In the records below, find each line with the word "إليها" and copy it.

• Listed entries
————
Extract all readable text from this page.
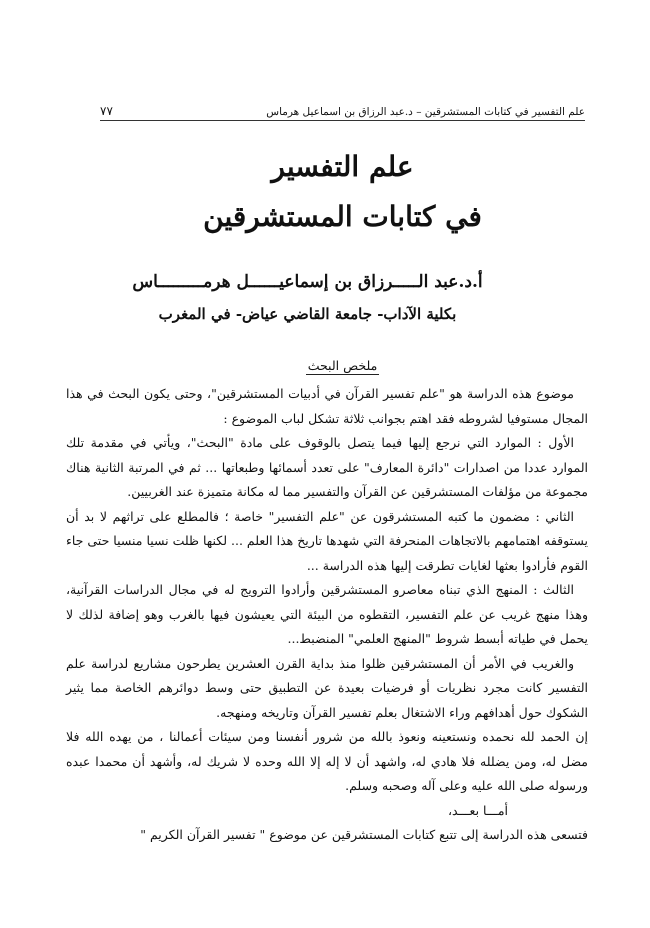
علم التفسير في كتابات المستشرقين – د.عبد الرزاق بن اسماعيل هرماس
٧٧
علم التفسير
في كتابات المستشرقين
أ.د.عبد الـــــرزاق بن إسماعيــــــل هرمـــــــــاس
بكلية الآداب- جامعة القاضي عياض- في المغرب
ملخص البحث

موضوع هذه الدراسة هو "علم تفسير القرآن في أدبيات المستشرقين"، وحتى يكون البحث في هذا المجال مستوفيا لشروطه فقد اهتم بجوانب ثلاثة تشكل لباب الموضوع :

الأول : الموارد التي نرجع إليها فيما يتصل بالوقوف على مادة "البحث"، ويأتي في مقدمة تلك الموارد عددا من اصدارات "دائرة المعارف" على تعدد أسمائها وطبعاتها ... ثم في المرتبة الثانية هناك مجموعة من مؤلفات المستشرقين عن القرآن والتفسير مما له مكانة متميزة عند الغربيين.

الثاني : مضمون ما كتبه المستشرقون عن "علم التفسير" خاصة ؛ فالمطلع على تراثهم لا بد أن يستوقفه اهتمامهم بالاتجاهات المنحرفة التي شهدها تاريخ هذا العلم ... لكنها ظلت نسيا منسيا حتى جاء القوم فأرادوا بعثها لغايات تطرقت إليها هذه الدراسة ...

الثالث : المنهج الذي تبناه معاصرو المستشرقين وأرادوا الترويج له في مجال الدراسات القرآنية، وهذا منهج غريب عن علم التفسير، التقطوه من البيئة التي يعيشون فيها بالغرب وهو إضافة لذلك لا يحمل في طياته أبسط شروط "المنهج العلمي" المنضبط...

والغريب في الأمر أن المستشرقين ظلوا منذ بداية القرن العشرين يطرحون مشاريع لدراسة علم التفسير كانت مجرد نظريات أو فرضيات بعيدة عن التطبيق حتى وسط دوائرهم الخاصة مما يثير الشكوك حول أهدافهم وراء الاشتغال بعلم تفسير القرآن وتاريخه ومنهجه.

إن الحمد لله نحمده ونستعينه ونعوذ بالله من شرور أنفسنا ومن سيئات أعمالنا ، من يهده الله فلا مضل له، ومن يضلله فلا هادي له، واشهد أن لا إله إلا الله وحده لا شريك له، وأشهد أن محمدا عبده ورسوله صلى الله عليه وعلى آله وصحبه وسلم.

أمـــا بعـــد،

فتسعى هذه الدراسة إلى تتبع كتابات المستشرقين عن موضوع " تفسير القرآن الكريم "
————
• Exercise response
الأول : الموارد التي نرجع إليها فيما يتصل بالوقوف على مادة "البحث"، ويأتي في مقدمة تلك الموارد عددا من اصدارات "دائرة المعارف" على تعدد أسمائها وطبعاتها ... ثم في المرتبة الثانية هناك مجموعة من مؤلفات المستشرقين عن القرآن والتفسير مما له مكانة متميزة عند الغربيين.
الثاني : مضمون ما كتبه المستشرقون عن "علم التفسير" خاصة ؛ فالمطلع على تراثهم لا بد أن يستوقفه اهتمامهم بالاتجاهات المنحرفة التي شهدها تاريخ هذا العلم ... لكنها ظلت نسيا منسيا حتى جاء القوم فأرادوا بعثها لغايات تطرقت إليها هذه الدراسة ...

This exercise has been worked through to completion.